Exercise: Write out all of the records precisely. Skip anything that is a picture.

━━━━━━━━━━━━━━━━━━━━

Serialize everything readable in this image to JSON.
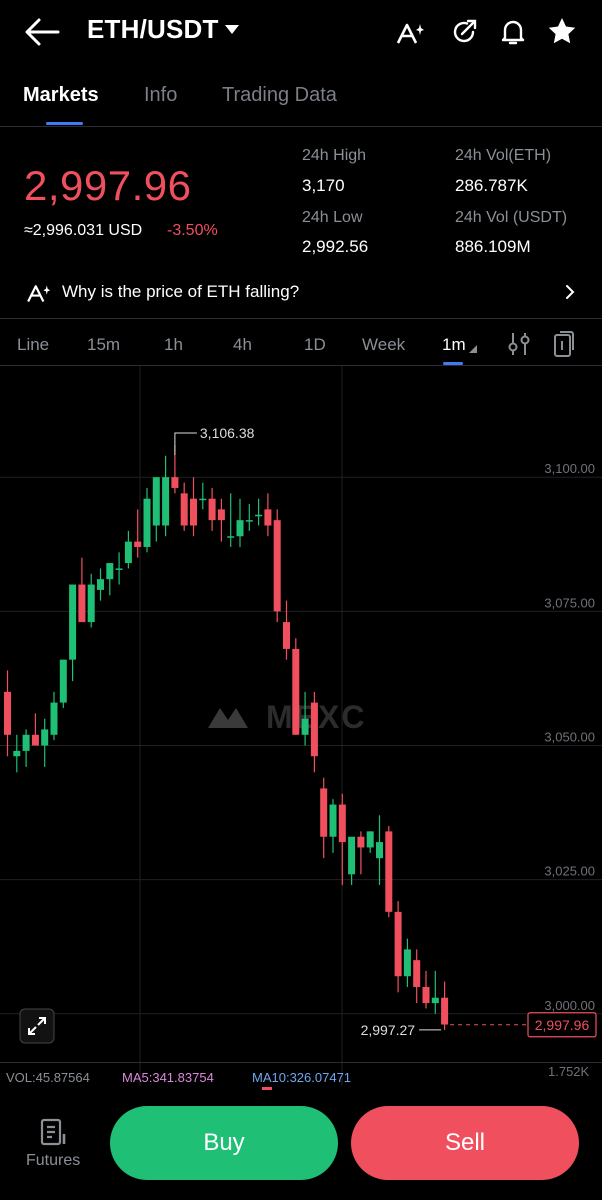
{
  "header": {
    "title": "ETH/USDT",
    "icons": [
      "back-arrow-icon",
      "caret-down-icon",
      "ai-icon",
      "share-icon",
      "bell-icon",
      "star-icon"
    ]
  },
  "tabs": [
    {
      "label": "Markets",
      "active": true
    },
    {
      "label": "Info",
      "active": false
    },
    {
      "label": "Trading Data",
      "active": false
    }
  ],
  "ticker": {
    "last_price": "2,997.96",
    "usd_equiv": "≈2,996.031 USD",
    "change": "-3.50%",
    "high_label": "24h High",
    "high": "3,170",
    "low_label": "24h Low",
    "low": "2,992.56",
    "vol_eth_label": "24h Vol(ETH)",
    "vol_eth": "286.787K",
    "vol_usdt_label": "24h Vol (USDT)",
    "vol_usdt": "886.109M"
  },
  "insight": {
    "text": "Why is the price of ETH falling?"
  },
  "intervals": [
    {
      "label": "Line"
    },
    {
      "label": "15m"
    },
    {
      "label": "1h"
    },
    {
      "label": "4h"
    },
    {
      "label": "1D"
    },
    {
      "label": "Week"
    },
    {
      "label": "1m",
      "active": true
    }
  ],
  "chart_data": {
    "type": "candlestick",
    "y_ticks": [
      "3,100.00",
      "3,075.00",
      "3,050.00",
      "3,025.00",
      "3,000.00"
    ],
    "ylim": [
      2994,
      3117
    ],
    "max_label": "3,106.38",
    "min_label": "2,997.27",
    "last_price_label": "2,997.96",
    "watermark": "MEXC",
    "candles": [
      [
        3060,
        3064,
        3048,
        3052
      ],
      [
        3048,
        3052,
        3045,
        3049
      ],
      [
        3049,
        3053,
        3046,
        3052
      ],
      [
        3052,
        3056,
        3050,
        3050
      ],
      [
        3050,
        3055,
        3046,
        3053
      ],
      [
        3052,
        3060,
        3051,
        3058
      ],
      [
        3058,
        3066,
        3057,
        3066
      ],
      [
        3066,
        3080,
        3062,
        3080
      ],
      [
        3080,
        3085,
        3073,
        3073
      ],
      [
        3073,
        3082,
        3072,
        3080
      ],
      [
        3079,
        3083,
        3077,
        3081
      ],
      [
        3081,
        3084,
        3078,
        3084
      ],
      [
        3083,
        3086,
        3080,
        3083
      ],
      [
        3084,
        3090,
        3083,
        3088
      ],
      [
        3088,
        3094,
        3085,
        3087
      ],
      [
        3087,
        3098,
        3086,
        3096
      ],
      [
        3091,
        3100,
        3088,
        3100
      ],
      [
        3091,
        3104,
        3089,
        3100
      ],
      [
        3100,
        3106,
        3097,
        3098
      ],
      [
        3097,
        3099,
        3090,
        3091
      ],
      [
        3096,
        3100,
        3089,
        3091
      ],
      [
        3096,
        3099,
        3094,
        3096
      ],
      [
        3096,
        3098,
        3090,
        3092
      ],
      [
        3094,
        3096,
        3088,
        3092
      ],
      [
        3089,
        3097,
        3087,
        3089
      ],
      [
        3089,
        3096,
        3087,
        3092
      ],
      [
        3092,
        3095,
        3090,
        3092
      ],
      [
        3093,
        3096,
        3091,
        3093
      ],
      [
        3094,
        3097,
        3089,
        3091
      ],
      [
        3092,
        3094,
        3073,
        3075
      ],
      [
        3073,
        3077,
        3066,
        3068
      ],
      [
        3068,
        3070,
        3052,
        3052
      ],
      [
        3052,
        3060,
        3050,
        3055
      ],
      [
        3058,
        3060,
        3045,
        3048
      ],
      [
        3042,
        3044,
        3029,
        3033
      ],
      [
        3033,
        3040,
        3030,
        3039
      ],
      [
        3039,
        3041,
        3024,
        3032
      ],
      [
        3026,
        3030,
        3024,
        3033
      ],
      [
        3033,
        3034,
        3026,
        3031
      ],
      [
        3031,
        3034,
        3030,
        3034
      ],
      [
        3029,
        3037,
        3024,
        3032
      ],
      [
        3034,
        3035,
        3018,
        3019
      ],
      [
        3019,
        3021,
        3004,
        3007
      ],
      [
        3007,
        3014,
        3005,
        3012
      ],
      [
        3010,
        3012,
        3002,
        3005
      ],
      [
        3005,
        3008,
        3001,
        3002
      ],
      [
        3002,
        3008,
        3000,
        3003
      ],
      [
        3003,
        3006,
        2997,
        2998
      ]
    ]
  },
  "indicators": {
    "vol": "VOL:45.87564",
    "ma5": "MA5:341.83754",
    "ma10": "MA10:326.07471",
    "vol_axis": "1.752K"
  },
  "colors": {
    "up": "#1fbf75",
    "down": "#f0505e",
    "accent": "#3f7bf5"
  },
  "footer": {
    "futures": "Futures",
    "buy": "Buy",
    "sell": "Sell"
  }
}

━━━━━━━━━━━━━━━━━━━━

Result of this task:
Serialize everything readable in this image to JSON.
{
  "header": {
    "title": "ETH/USDT",
    "icons": [
      "back-arrow-icon",
      "caret-down-icon",
      "ai-icon",
      "share-icon",
      "bell-icon",
      "star-icon"
    ]
  },
  "tabs": [
    {
      "label": "Markets",
      "active": true
    },
    {
      "label": "Info",
      "active": false
    },
    {
      "label": "Trading Data",
      "active": false
    }
  ],
  "ticker": {
    "last_price": "2,997.96",
    "usd_equiv": "≈2,996.031 USD",
    "change": "-3.50%",
    "high_label": "24h High",
    "high": "3,170",
    "low_label": "24h Low",
    "low": "2,992.56",
    "vol_eth_label": "24h Vol(ETH)",
    "vol_eth": "286.787K",
    "vol_usdt_label": "24h Vol (USDT)",
    "vol_usdt": "886.109M"
  },
  "insight": {
    "text": "Why is the price of ETH falling?"
  },
  "intervals": [
    {
      "label": "Line"
    },
    {
      "label": "15m"
    },
    {
      "label": "1h"
    },
    {
      "label": "4h"
    },
    {
      "label": "1D"
    },
    {
      "label": "Week"
    },
    {
      "label": "1m",
      "active": true
    }
  ],
  "chart_data": {
    "type": "candlestick",
    "y_ticks": [
      "3,100.00",
      "3,075.00",
      "3,050.00",
      "3,025.00",
      "3,000.00"
    ],
    "ylim": [
      2994,
      3117
    ],
    "max_label": "3,106.38",
    "min_label": "2,997.27",
    "last_price_label": "2,997.96",
    "watermark": "MEXC",
    "candles": [
      [
        3060,
        3064,
        3048,
        3052
      ],
      [
        3048,
        3052,
        3045,
        3049
      ],
      [
        3049,
        3053,
        3046,
        3052
      ],
      [
        3052,
        3056,
        3050,
        3050
      ],
      [
        3050,
        3055,
        3046,
        3053
      ],
      [
        3052,
        3060,
        3051,
        3058
      ],
      [
        3058,
        3066,
        3057,
        3066
      ],
      [
        3066,
        3080,
        3062,
        3080
      ],
      [
        3080,
        3085,
        3073,
        3073
      ],
      [
        3073,
        3082,
        3072,
        3080
      ],
      [
        3079,
        3083,
        3077,
        3081
      ],
      [
        3081,
        3084,
        3078,
        3084
      ],
      [
        3083,
        3086,
        3080,
        3083
      ],
      [
        3084,
        3090,
        3083,
        3088
      ],
      [
        3088,
        3094,
        3085,
        3087
      ],
      [
        3087,
        3098,
        3086,
        3096
      ],
      [
        3091,
        3100,
        3088,
        3100
      ],
      [
        3091,
        3104,
        3089,
        3100
      ],
      [
        3100,
        3106,
        3097,
        3098
      ],
      [
        3097,
        3099,
        3090,
        3091
      ],
      [
        3096,
        3100,
        3089,
        3091
      ],
      [
        3096,
        3099,
        3094,
        3096
      ],
      [
        3096,
        3098,
        3090,
        3092
      ],
      [
        3094,
        3096,
        3088,
        3092
      ],
      [
        3089,
        3097,
        3087,
        3089
      ],
      [
        3089,
        3096,
        3087,
        3092
      ],
      [
        3092,
        3095,
        3090,
        3092
      ],
      [
        3093,
        3096,
        3091,
        3093
      ],
      [
        3094,
        3097,
        3089,
        3091
      ],
      [
        3092,
        3094,
        3073,
        3075
      ],
      [
        3073,
        3077,
        3066,
        3068
      ],
      [
        3068,
        3070,
        3052,
        3052
      ],
      [
        3052,
        3060,
        3050,
        3055
      ],
      [
        3058,
        3060,
        3045,
        3048
      ],
      [
        3042,
        3044,
        3029,
        3033
      ],
      [
        3033,
        3040,
        3030,
        3039
      ],
      [
        3039,
        3041,
        3024,
        3032
      ],
      [
        3026,
        3030,
        3024,
        3033
      ],
      [
        3033,
        3034,
        3026,
        3031
      ],
      [
        3031,
        3034,
        3030,
        3034
      ],
      [
        3029,
        3037,
        3024,
        3032
      ],
      [
        3034,
        3035,
        3018,
        3019
      ],
      [
        3019,
        3021,
        3004,
        3007
      ],
      [
        3007,
        3014,
        3005,
        3012
      ],
      [
        3010,
        3012,
        3002,
        3005
      ],
      [
        3005,
        3008,
        3001,
        3002
      ],
      [
        3002,
        3008,
        3000,
        3003
      ],
      [
        3003,
        3006,
        2997,
        2998
      ]
    ]
  },
  "indicators": {
    "vol": "VOL:45.87564",
    "ma5": "MA5:341.83754",
    "ma10": "MA10:326.07471",
    "vol_axis": "1.752K"
  },
  "colors": {
    "up": "#1fbf75",
    "down": "#f0505e",
    "accent": "#3f7bf5"
  },
  "footer": {
    "futures": "Futures",
    "buy": "Buy",
    "sell": "Sell"
  }
}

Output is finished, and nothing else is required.